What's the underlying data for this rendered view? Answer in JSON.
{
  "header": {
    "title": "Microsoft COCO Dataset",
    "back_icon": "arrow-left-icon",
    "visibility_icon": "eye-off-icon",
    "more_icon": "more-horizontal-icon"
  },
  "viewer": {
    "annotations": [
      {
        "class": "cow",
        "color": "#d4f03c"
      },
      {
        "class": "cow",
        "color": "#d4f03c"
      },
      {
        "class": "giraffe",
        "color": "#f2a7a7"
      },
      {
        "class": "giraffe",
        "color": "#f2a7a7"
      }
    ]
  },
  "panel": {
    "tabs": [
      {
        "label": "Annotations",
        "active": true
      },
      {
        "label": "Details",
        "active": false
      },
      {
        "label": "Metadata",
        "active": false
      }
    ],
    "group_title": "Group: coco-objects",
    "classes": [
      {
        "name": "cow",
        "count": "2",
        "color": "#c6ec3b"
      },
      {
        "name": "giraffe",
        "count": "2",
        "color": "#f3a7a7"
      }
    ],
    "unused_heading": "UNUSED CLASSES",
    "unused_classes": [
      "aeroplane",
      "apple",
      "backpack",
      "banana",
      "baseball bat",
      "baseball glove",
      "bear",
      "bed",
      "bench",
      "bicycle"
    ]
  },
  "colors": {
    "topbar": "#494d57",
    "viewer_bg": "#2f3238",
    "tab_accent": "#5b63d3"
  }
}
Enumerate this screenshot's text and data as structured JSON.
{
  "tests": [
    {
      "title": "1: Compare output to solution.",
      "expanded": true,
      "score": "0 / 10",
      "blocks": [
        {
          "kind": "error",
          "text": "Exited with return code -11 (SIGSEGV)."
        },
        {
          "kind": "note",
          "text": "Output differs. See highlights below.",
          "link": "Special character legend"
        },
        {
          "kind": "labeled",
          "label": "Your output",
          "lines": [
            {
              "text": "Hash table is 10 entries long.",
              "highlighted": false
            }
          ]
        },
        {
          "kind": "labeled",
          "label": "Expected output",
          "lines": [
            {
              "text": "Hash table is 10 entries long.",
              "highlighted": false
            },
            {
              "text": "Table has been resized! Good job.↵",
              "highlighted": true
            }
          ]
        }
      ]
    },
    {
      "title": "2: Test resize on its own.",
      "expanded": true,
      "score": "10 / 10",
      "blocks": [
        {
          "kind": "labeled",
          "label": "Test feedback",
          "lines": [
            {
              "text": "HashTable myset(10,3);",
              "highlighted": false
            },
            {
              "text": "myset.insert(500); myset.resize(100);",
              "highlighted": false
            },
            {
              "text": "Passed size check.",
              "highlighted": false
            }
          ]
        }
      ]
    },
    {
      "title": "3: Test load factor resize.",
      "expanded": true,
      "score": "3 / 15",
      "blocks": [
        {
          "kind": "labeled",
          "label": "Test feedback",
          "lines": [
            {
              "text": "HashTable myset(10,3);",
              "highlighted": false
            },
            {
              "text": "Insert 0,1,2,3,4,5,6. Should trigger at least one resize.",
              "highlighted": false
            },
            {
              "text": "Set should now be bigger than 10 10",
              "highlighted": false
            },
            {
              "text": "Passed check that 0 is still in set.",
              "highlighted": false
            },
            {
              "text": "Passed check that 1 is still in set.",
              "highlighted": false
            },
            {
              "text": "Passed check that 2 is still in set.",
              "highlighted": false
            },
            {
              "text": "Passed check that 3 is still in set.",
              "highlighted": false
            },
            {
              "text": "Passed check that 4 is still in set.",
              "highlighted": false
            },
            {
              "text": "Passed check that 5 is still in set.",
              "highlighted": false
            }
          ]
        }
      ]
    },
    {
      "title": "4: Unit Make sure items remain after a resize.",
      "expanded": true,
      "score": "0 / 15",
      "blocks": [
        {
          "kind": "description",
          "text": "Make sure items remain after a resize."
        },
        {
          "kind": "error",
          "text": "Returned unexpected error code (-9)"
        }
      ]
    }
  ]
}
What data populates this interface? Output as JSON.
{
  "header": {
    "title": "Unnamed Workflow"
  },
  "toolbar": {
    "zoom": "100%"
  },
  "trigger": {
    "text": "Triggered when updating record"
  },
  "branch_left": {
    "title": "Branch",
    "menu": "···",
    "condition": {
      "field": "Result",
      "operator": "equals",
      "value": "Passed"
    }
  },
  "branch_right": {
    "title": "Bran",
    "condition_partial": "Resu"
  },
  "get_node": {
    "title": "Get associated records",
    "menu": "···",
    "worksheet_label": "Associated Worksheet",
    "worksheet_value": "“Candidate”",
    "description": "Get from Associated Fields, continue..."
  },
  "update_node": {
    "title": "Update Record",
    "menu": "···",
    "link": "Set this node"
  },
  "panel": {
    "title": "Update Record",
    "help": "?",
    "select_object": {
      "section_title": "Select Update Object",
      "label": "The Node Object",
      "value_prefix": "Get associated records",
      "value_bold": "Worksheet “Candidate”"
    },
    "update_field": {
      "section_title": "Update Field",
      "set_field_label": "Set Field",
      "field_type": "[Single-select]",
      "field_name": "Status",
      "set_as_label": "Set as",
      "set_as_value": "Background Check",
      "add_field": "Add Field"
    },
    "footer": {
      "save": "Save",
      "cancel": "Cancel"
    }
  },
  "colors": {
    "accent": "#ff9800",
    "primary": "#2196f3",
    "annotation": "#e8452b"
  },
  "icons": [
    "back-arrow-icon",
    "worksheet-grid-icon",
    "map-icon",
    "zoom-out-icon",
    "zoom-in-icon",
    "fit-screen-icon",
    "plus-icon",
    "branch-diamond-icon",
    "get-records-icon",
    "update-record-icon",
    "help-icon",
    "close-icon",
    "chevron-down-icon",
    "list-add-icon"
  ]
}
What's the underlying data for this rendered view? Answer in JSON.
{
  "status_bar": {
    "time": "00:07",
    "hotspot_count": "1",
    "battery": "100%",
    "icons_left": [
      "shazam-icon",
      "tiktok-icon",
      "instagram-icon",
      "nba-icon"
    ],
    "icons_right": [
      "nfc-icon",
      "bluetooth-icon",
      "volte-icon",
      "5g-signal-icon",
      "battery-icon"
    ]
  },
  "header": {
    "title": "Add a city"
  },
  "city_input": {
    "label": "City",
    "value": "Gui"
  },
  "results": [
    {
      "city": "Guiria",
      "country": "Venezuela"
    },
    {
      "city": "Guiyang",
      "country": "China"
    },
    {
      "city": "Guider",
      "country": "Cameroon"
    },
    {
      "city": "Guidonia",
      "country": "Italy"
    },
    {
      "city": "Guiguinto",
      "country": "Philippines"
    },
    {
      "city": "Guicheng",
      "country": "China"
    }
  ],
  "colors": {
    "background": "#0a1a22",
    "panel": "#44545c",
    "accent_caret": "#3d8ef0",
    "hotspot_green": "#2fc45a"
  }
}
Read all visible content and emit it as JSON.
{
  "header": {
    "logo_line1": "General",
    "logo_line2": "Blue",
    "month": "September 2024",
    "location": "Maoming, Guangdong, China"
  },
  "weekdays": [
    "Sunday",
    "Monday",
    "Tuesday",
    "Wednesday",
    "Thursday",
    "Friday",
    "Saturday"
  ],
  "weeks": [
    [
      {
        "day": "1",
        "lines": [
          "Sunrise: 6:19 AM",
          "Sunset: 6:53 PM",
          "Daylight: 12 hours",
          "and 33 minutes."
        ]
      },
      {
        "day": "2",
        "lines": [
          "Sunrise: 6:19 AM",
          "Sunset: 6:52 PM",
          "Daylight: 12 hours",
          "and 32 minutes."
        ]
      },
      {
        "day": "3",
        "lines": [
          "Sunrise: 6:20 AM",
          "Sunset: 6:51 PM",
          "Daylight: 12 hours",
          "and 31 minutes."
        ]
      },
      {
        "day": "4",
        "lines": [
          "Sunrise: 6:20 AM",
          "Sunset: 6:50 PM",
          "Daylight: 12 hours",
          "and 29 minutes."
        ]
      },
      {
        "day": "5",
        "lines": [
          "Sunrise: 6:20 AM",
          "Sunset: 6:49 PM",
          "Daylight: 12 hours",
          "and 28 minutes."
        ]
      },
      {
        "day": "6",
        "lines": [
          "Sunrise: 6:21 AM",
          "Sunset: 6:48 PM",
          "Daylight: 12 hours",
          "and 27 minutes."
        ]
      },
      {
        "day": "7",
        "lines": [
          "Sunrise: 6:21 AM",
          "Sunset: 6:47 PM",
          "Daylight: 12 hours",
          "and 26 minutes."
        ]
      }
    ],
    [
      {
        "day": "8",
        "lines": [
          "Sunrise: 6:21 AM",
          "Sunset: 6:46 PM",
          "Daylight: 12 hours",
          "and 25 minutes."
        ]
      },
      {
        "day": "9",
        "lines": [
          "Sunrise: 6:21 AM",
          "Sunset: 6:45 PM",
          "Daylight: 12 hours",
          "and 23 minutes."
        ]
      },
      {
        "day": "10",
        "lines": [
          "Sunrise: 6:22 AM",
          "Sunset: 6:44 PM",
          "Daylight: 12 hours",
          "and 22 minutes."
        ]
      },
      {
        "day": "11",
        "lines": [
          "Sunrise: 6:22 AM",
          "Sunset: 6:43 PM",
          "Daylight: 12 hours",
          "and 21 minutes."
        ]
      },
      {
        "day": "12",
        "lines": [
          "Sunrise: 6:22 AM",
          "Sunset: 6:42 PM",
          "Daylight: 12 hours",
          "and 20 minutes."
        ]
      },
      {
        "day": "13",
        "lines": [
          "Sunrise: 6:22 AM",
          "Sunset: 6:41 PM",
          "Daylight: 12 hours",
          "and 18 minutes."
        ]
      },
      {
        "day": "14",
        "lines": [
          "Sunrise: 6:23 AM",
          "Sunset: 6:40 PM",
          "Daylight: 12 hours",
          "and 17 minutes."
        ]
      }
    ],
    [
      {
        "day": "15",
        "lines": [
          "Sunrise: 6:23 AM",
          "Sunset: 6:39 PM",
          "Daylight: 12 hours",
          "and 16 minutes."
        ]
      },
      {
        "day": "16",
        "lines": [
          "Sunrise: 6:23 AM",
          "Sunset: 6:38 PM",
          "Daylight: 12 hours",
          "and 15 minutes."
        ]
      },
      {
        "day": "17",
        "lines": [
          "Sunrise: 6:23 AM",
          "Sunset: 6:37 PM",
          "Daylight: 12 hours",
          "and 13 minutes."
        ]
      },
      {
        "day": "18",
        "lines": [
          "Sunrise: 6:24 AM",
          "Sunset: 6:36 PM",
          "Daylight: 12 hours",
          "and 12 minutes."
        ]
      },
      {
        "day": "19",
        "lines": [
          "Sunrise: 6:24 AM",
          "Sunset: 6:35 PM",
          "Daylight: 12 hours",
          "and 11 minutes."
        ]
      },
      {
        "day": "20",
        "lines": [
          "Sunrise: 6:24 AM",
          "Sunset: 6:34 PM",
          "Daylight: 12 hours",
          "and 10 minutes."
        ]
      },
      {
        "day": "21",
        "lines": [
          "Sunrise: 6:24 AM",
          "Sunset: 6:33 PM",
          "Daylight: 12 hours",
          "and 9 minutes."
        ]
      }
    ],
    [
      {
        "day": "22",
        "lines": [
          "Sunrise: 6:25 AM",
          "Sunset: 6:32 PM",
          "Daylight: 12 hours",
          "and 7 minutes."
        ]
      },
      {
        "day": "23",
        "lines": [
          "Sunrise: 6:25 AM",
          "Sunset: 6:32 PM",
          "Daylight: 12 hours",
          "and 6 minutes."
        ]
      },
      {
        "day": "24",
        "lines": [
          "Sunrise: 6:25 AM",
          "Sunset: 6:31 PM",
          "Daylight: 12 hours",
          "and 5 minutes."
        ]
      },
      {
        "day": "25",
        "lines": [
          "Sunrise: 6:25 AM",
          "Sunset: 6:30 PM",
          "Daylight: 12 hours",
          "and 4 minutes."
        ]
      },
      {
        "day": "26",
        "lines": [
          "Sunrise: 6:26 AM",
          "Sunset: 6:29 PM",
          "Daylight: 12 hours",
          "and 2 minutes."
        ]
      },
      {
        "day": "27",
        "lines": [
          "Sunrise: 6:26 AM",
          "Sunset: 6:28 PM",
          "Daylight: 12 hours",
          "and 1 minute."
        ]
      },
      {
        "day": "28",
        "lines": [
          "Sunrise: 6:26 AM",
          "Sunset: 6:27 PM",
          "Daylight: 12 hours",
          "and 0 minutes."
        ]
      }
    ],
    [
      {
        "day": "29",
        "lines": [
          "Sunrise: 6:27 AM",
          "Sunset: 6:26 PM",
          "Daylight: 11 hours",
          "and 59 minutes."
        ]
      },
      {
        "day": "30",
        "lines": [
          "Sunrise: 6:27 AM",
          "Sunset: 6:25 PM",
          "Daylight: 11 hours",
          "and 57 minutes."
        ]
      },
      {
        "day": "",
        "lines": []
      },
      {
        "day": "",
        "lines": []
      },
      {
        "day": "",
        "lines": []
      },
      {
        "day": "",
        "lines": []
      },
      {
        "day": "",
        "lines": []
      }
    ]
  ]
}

== WORK INSTRUCTIONS ==
Scan the material above. Extract every line in which the word "link" occurs.

== SOLVED EXERCISE ==
          "link": "Special character legend"
    "link": "Set this node"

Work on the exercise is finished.